- Your task: For this exercise, please find the lines in the entries that include the word "recommended" and copy them.

- Material to process:
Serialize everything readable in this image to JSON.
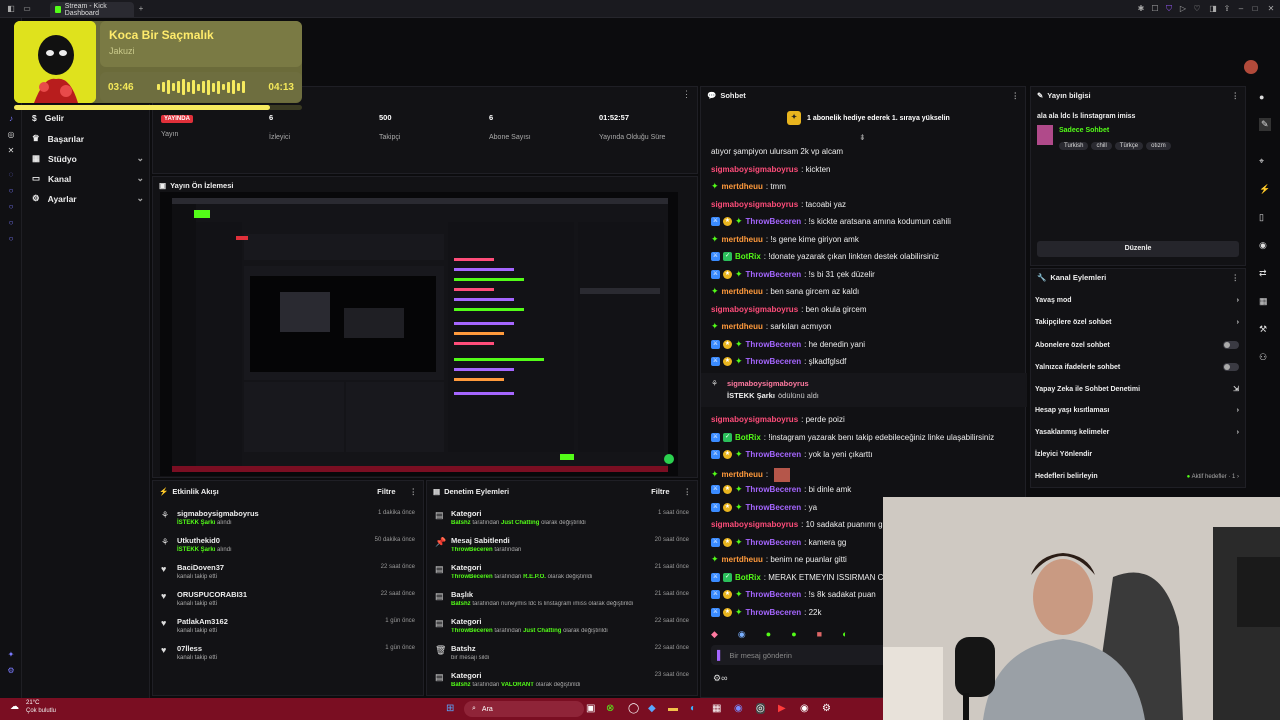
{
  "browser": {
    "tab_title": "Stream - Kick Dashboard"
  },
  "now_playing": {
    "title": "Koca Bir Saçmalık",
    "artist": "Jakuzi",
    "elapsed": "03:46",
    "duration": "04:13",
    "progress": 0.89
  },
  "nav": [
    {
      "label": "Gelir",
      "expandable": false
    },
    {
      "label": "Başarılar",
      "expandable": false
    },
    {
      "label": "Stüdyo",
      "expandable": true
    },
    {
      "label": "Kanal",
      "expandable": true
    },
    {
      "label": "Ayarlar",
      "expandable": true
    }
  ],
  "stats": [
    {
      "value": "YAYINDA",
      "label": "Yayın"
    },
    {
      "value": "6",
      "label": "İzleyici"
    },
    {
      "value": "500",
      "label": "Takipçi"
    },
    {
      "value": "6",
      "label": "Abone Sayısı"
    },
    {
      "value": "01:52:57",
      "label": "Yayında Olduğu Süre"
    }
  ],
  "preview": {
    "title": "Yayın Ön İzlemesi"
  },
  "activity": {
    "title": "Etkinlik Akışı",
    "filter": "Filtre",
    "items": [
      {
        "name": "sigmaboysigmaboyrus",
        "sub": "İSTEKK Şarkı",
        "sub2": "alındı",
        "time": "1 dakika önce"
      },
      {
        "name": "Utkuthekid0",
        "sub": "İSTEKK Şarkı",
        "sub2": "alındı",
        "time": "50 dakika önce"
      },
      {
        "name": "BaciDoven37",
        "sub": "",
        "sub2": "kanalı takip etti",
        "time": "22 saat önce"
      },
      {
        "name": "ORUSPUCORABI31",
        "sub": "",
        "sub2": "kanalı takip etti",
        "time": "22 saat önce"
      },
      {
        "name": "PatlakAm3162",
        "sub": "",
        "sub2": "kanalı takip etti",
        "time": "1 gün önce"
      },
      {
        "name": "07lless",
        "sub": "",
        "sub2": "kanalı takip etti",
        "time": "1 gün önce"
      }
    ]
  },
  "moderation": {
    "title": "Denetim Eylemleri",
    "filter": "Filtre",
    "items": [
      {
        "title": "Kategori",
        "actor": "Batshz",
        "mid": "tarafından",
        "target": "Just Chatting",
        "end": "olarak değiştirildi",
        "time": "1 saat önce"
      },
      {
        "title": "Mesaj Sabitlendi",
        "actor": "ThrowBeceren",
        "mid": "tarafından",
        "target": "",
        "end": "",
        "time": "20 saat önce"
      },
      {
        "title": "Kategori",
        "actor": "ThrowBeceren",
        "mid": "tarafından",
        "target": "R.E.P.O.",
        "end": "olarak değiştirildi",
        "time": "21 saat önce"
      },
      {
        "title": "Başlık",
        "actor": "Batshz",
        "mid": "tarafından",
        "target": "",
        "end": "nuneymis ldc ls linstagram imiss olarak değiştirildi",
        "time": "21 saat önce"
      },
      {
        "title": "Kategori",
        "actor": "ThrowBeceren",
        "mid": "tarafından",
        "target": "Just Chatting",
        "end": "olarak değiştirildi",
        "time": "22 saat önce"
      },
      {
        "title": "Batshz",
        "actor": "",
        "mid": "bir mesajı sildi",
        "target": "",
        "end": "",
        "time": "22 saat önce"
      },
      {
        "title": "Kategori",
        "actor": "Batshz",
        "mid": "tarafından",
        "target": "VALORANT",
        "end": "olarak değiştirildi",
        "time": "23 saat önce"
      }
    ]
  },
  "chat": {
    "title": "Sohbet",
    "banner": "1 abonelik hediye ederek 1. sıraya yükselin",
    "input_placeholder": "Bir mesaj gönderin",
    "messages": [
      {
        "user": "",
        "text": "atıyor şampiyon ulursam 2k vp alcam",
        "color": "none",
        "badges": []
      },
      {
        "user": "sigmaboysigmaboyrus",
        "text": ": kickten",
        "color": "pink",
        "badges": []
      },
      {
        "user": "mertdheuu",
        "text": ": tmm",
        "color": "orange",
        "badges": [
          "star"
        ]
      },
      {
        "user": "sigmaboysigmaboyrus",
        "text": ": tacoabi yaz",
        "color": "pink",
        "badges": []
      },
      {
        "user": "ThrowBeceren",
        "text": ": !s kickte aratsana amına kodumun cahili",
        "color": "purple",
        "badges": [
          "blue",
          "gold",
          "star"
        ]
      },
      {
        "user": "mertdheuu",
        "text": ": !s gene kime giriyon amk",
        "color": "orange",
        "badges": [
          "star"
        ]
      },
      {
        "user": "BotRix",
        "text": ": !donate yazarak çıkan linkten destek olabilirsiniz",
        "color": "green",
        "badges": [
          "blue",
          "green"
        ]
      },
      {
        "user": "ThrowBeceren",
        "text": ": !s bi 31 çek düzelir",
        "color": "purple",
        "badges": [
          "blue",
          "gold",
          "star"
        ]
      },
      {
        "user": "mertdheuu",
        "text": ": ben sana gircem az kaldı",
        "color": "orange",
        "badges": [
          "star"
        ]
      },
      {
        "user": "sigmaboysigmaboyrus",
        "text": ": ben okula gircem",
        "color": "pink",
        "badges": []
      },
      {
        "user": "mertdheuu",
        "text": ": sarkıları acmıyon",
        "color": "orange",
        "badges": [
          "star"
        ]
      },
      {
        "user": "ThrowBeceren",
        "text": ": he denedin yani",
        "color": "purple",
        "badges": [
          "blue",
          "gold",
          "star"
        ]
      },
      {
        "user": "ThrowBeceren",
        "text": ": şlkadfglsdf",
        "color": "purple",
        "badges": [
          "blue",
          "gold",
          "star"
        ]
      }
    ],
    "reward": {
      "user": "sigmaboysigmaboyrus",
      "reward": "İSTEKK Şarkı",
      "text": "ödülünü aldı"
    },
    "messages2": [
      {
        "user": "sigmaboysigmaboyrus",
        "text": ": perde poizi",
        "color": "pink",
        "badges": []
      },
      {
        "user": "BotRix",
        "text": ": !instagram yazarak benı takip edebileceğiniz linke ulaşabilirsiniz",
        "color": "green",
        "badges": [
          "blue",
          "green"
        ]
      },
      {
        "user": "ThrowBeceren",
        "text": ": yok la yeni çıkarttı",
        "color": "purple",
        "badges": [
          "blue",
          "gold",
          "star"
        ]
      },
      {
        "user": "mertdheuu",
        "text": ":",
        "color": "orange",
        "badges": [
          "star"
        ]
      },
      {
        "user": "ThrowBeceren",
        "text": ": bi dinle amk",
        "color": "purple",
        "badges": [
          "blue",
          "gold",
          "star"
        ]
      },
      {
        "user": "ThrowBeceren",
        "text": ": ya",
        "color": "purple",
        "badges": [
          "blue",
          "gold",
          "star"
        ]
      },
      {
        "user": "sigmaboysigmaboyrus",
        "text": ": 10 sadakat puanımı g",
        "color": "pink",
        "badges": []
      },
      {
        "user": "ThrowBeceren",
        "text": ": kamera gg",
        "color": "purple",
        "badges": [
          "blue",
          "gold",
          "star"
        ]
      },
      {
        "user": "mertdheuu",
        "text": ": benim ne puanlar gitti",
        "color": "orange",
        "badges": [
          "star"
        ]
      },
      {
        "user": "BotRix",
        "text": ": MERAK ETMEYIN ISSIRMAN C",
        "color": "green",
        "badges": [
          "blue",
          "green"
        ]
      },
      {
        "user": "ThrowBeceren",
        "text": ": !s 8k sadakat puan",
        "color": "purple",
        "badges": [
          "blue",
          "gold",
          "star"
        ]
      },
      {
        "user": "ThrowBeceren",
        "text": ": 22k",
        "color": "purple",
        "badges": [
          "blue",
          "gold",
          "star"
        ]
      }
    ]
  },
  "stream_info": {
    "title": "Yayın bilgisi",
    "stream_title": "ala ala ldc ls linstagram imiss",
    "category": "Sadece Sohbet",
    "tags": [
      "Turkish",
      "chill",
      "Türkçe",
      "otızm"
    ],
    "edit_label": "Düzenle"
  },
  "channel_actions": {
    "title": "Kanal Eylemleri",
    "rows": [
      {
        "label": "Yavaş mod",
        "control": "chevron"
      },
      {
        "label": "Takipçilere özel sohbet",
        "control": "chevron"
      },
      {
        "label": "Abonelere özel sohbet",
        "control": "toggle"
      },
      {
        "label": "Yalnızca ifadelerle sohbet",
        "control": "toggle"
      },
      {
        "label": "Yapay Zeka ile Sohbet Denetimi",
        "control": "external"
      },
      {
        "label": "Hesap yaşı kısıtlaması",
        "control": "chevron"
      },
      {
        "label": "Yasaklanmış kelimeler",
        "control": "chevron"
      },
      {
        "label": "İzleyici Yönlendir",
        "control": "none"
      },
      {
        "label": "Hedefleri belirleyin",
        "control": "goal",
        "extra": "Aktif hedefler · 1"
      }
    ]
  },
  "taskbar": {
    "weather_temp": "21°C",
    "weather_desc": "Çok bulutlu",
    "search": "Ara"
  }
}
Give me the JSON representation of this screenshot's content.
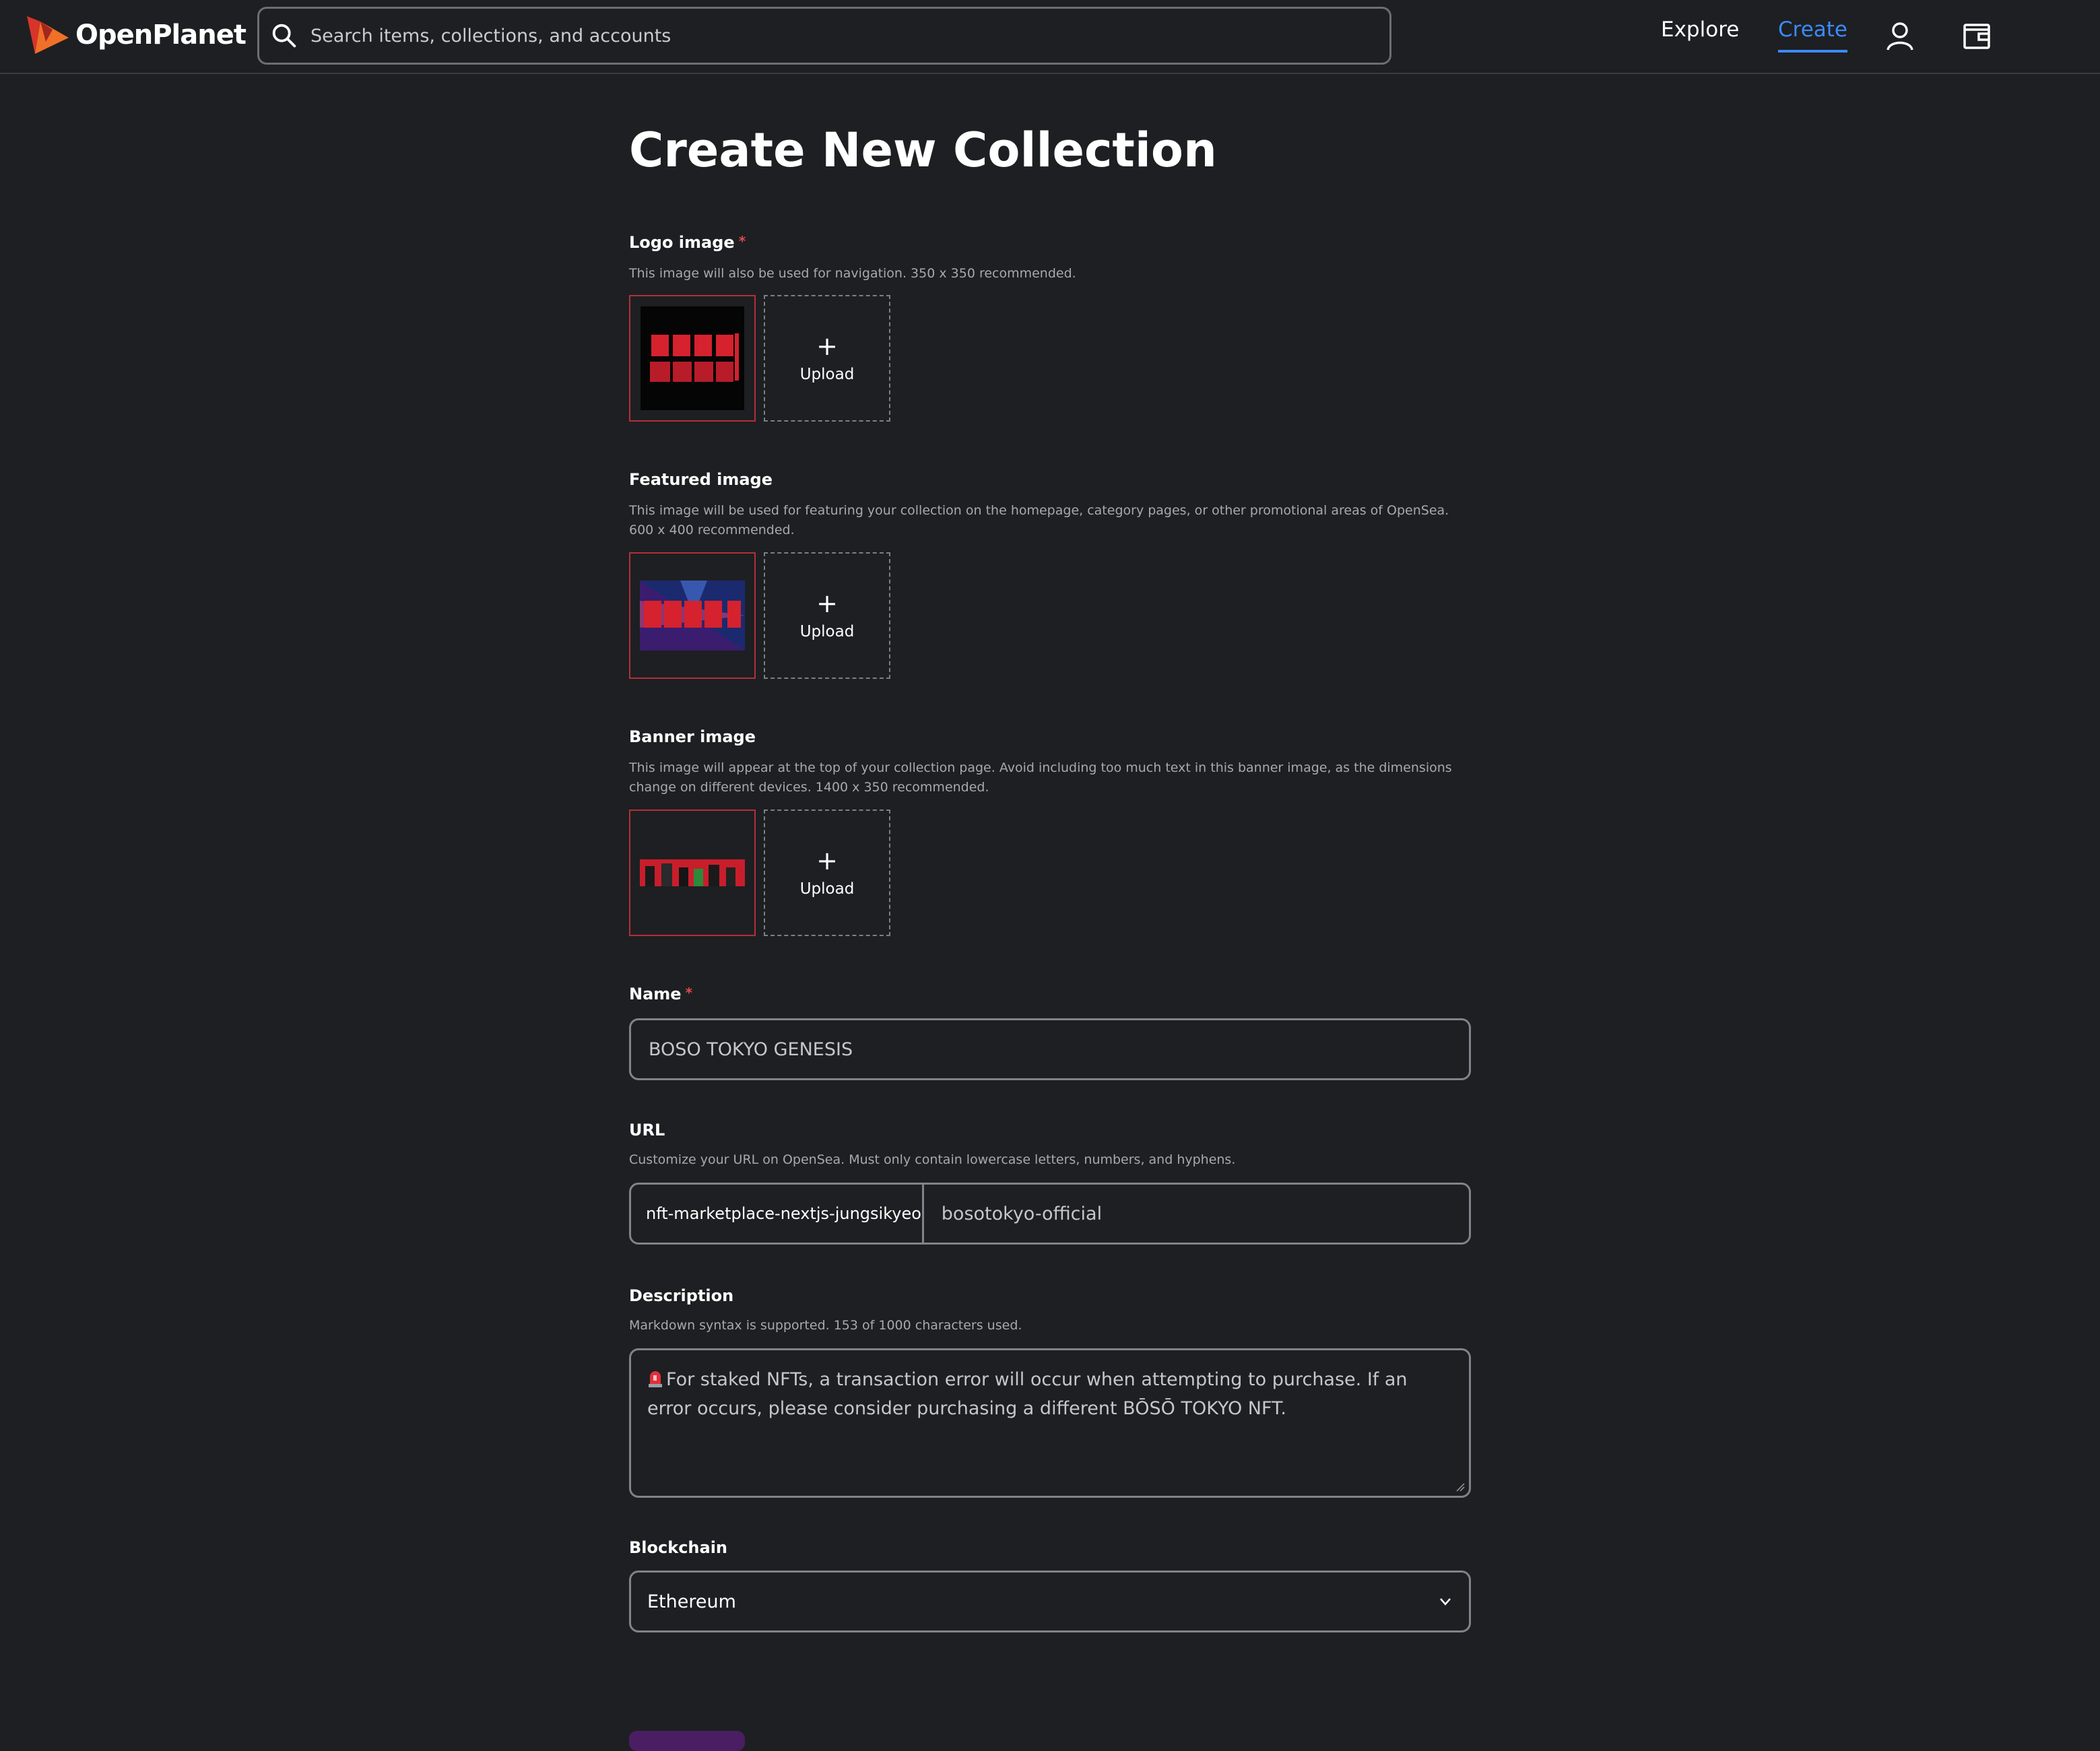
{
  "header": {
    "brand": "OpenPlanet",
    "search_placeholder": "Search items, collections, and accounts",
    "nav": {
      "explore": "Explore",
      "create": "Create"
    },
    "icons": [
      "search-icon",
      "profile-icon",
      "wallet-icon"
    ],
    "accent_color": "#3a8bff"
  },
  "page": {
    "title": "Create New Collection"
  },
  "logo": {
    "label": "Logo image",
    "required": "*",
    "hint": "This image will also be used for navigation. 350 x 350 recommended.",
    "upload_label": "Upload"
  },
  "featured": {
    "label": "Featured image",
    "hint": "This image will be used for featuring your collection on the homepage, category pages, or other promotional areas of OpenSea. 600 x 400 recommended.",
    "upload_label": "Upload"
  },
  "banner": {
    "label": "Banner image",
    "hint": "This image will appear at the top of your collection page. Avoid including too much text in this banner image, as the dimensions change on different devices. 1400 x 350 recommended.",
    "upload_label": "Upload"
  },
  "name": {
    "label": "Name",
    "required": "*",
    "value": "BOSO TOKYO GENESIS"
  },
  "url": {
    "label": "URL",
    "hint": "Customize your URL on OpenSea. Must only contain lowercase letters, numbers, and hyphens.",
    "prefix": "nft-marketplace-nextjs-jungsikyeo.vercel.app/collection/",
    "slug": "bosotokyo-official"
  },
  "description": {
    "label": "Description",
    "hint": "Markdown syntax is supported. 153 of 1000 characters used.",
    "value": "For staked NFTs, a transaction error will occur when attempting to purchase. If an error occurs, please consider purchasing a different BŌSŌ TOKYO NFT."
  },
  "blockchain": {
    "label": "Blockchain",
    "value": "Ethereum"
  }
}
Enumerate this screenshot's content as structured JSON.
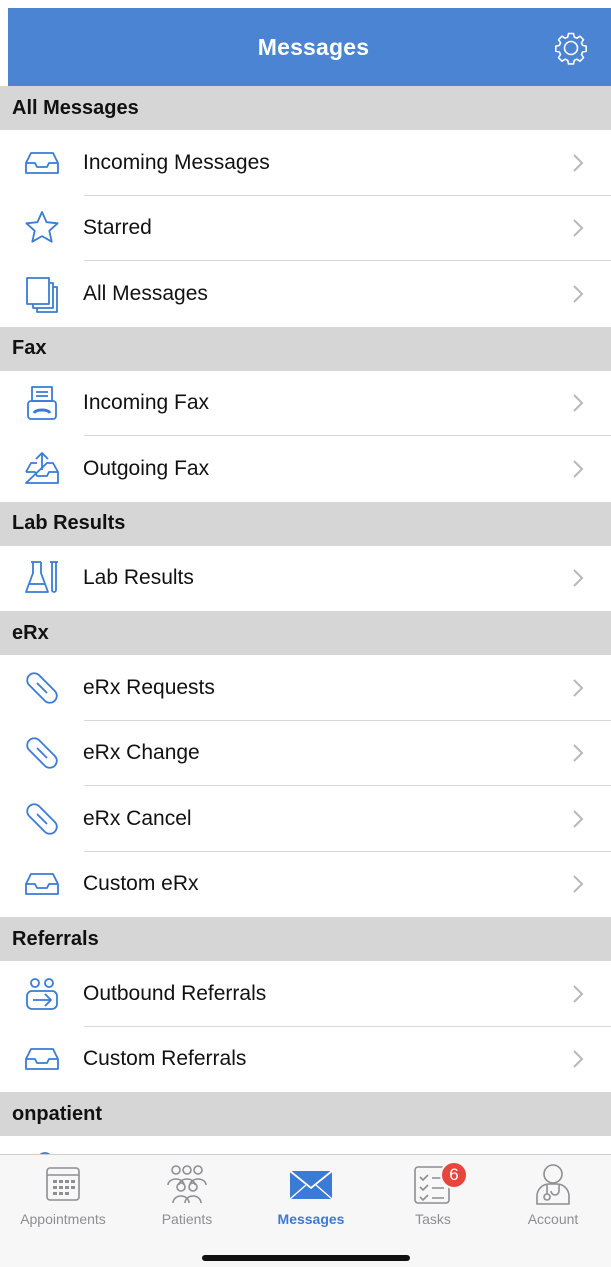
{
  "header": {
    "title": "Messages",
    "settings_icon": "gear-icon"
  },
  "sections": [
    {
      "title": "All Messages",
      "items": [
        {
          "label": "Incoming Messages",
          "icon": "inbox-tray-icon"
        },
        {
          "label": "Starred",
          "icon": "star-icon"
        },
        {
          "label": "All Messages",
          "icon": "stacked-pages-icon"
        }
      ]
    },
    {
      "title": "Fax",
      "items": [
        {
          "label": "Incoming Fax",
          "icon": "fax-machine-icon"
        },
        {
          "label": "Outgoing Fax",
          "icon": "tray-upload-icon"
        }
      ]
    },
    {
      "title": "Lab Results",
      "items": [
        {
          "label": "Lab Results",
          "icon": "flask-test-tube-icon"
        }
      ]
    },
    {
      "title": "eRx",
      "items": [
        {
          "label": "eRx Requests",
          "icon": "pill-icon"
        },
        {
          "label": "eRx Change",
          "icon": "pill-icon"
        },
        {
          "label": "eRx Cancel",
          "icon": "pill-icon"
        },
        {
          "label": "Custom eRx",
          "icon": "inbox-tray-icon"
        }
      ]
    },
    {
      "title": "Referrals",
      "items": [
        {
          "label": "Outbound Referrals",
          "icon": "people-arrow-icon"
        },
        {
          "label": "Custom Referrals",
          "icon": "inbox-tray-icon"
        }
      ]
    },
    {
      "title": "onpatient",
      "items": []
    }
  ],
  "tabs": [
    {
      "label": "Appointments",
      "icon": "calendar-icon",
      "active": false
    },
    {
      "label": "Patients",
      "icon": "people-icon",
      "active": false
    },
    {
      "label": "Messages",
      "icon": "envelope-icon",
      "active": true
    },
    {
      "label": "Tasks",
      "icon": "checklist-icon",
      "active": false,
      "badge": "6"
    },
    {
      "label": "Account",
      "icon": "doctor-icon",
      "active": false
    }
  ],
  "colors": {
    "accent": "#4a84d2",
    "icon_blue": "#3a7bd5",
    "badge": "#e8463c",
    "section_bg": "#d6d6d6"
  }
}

- Written answer:
    "hint": "This image will also be used for navigation. 350 x 350 recommended.",
    "hint": "This image will be used for featuring your collection on the homepage, category pages, or other promotional areas of OpenSea. 600 x 400 recommended.",
    "hint": "This image will appear at the top of your collection page. Avoid including too much text in this banner image, as the dimensions change on different devices. 1400 x 350 recommended.",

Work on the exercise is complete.